Quoted text ->

I'm trying to run a relatively large DASKLightGBM task on relatively small machine (32GB RAM, 8 cores), so I cap the memory usage to 20GB... The dataset is about 100M rows with 50 columns. I know it is large, but aren't we trying to do out of core ML?
client = Client(memory_limit='20GB', processes=False,
n_workers=1, threads_per_worker=7)
params = {"max_depth":4,"n_estimators":800,"client":client}
learner = lightgbm.DaskLGBMRegressor(**params)
learner.fit(dd_feature_009a013a_train[x_columns],dd_price_solely_y_train[y_column_now])
However, errors are output and process are dead:
/home/ubuntu/anaconda3/lib/python3.8/site-packages/lightgbm/dask.py:317: UserWarning: Parameter n_jobs will be ignored.
_log_warning(f"Parameter {param_alias} will be ignored.")

Given problem -> From the Dask LightGBM post above, list each keyword argument given to Client, along with the value it is set to.

Data extract ->

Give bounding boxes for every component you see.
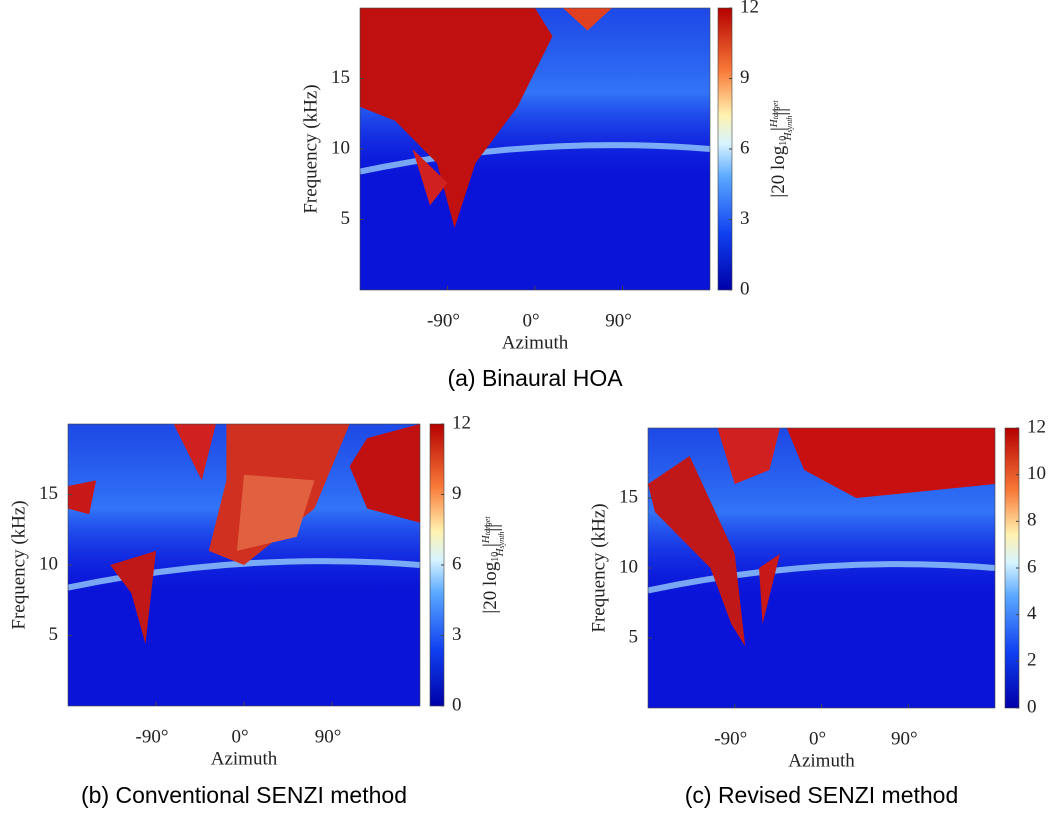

Final result ->
memory_limit='20GB'
processes=False
n_workers=1
threads_per_worker=7